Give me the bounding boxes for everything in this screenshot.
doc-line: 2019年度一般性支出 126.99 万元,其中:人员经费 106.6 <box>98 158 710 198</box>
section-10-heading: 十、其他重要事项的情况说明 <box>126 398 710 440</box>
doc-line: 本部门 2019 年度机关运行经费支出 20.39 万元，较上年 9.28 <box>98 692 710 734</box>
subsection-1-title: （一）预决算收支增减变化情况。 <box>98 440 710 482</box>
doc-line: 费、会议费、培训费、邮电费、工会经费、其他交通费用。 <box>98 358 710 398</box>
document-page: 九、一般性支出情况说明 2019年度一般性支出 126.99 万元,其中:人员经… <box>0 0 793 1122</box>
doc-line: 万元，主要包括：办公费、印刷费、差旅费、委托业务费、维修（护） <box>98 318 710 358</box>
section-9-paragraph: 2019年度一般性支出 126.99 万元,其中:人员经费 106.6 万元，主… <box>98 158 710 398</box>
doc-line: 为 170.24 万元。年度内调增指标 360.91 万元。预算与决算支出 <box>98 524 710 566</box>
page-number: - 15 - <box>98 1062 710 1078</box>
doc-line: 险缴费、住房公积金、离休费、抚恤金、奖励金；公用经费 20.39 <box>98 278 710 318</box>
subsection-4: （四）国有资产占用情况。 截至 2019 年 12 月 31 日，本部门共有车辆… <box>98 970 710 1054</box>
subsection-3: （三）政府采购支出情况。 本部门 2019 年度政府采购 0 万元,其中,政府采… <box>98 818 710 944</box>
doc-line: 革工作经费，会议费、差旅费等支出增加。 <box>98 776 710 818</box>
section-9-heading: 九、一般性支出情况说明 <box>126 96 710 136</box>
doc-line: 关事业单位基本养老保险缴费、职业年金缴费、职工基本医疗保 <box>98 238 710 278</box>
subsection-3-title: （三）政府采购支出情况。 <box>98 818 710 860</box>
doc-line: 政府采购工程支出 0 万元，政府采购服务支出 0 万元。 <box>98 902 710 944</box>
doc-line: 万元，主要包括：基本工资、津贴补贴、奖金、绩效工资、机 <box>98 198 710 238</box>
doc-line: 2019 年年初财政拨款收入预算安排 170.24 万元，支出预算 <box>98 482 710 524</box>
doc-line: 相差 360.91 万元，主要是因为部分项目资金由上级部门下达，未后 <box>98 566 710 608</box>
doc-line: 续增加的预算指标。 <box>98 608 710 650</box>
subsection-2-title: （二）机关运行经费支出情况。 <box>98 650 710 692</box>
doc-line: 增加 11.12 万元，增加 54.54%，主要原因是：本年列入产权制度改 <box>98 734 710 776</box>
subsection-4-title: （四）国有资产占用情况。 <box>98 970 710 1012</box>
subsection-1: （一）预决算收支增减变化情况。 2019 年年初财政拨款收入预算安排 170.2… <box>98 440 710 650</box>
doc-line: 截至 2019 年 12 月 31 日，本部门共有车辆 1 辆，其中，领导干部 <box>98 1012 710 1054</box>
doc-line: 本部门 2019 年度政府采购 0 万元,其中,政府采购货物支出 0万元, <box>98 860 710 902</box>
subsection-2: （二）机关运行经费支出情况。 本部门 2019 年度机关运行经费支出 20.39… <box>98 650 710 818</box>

◆ Your instructions ◆
Rewrite the records with "doc-line" changed to "text-line" everywhere it appears, leaving everything else as it is.

◆ Answer to this exercise ◆
Give me the bounding boxes for everything in this screenshot.
text-line: 2019年度一般性支出 126.99 万元,其中:人员经费 106.6 <box>98 158 710 198</box>
section-10-heading: 十、其他重要事项的情况说明 <box>126 398 710 440</box>
text-line: 本部门 2019 年度机关运行经费支出 20.39 万元，较上年 9.28 <box>98 692 710 734</box>
subsection-1-title: （一）预决算收支增减变化情况。 <box>98 440 710 482</box>
text-line: 费、会议费、培训费、邮电费、工会经费、其他交通费用。 <box>98 358 710 398</box>
document-page: 九、一般性支出情况说明 2019年度一般性支出 126.99 万元,其中:人员经… <box>0 0 793 1122</box>
text-line: 万元，主要包括：办公费、印刷费、差旅费、委托业务费、维修（护） <box>98 318 710 358</box>
section-9-paragraph: 2019年度一般性支出 126.99 万元,其中:人员经费 106.6 万元，主… <box>98 158 710 398</box>
text-line: 为 170.24 万元。年度内调增指标 360.91 万元。预算与决算支出 <box>98 524 710 566</box>
page-number: - 15 - <box>98 1062 710 1078</box>
text-line: 险缴费、住房公积金、离休费、抚恤金、奖励金；公用经费 20.39 <box>98 278 710 318</box>
subsection-4: （四）国有资产占用情况。 截至 2019 年 12 月 31 日，本部门共有车辆… <box>98 970 710 1054</box>
subsection-3: （三）政府采购支出情况。 本部门 2019 年度政府采购 0 万元,其中,政府采… <box>98 818 710 944</box>
text-line: 革工作经费，会议费、差旅费等支出增加。 <box>98 776 710 818</box>
section-9-heading: 九、一般性支出情况说明 <box>126 96 710 136</box>
text-line: 关事业单位基本养老保险缴费、职业年金缴费、职工基本医疗保 <box>98 238 710 278</box>
subsection-3-title: （三）政府采购支出情况。 <box>98 818 710 860</box>
text-line: 政府采购工程支出 0 万元，政府采购服务支出 0 万元。 <box>98 902 710 944</box>
text-line: 万元，主要包括：基本工资、津贴补贴、奖金、绩效工资、机 <box>98 198 710 238</box>
text-line: 2019 年年初财政拨款收入预算安排 170.24 万元，支出预算 <box>98 482 710 524</box>
text-line: 相差 360.91 万元，主要是因为部分项目资金由上级部门下达，未后 <box>98 566 710 608</box>
text-line: 续增加的预算指标。 <box>98 608 710 650</box>
subsection-2-title: （二）机关运行经费支出情况。 <box>98 650 710 692</box>
text-line: 增加 11.12 万元，增加 54.54%，主要原因是：本年列入产权制度改 <box>98 734 710 776</box>
subsection-4-title: （四）国有资产占用情况。 <box>98 970 710 1012</box>
subsection-1: （一）预决算收支增减变化情况。 2019 年年初财政拨款收入预算安排 170.2… <box>98 440 710 650</box>
text-line: 截至 2019 年 12 月 31 日，本部门共有车辆 1 辆，其中，领导干部 <box>98 1012 710 1054</box>
text-line: 本部门 2019 年度政府采购 0 万元,其中,政府采购货物支出 0万元, <box>98 860 710 902</box>
subsection-2: （二）机关运行经费支出情况。 本部门 2019 年度机关运行经费支出 20.39… <box>98 650 710 818</box>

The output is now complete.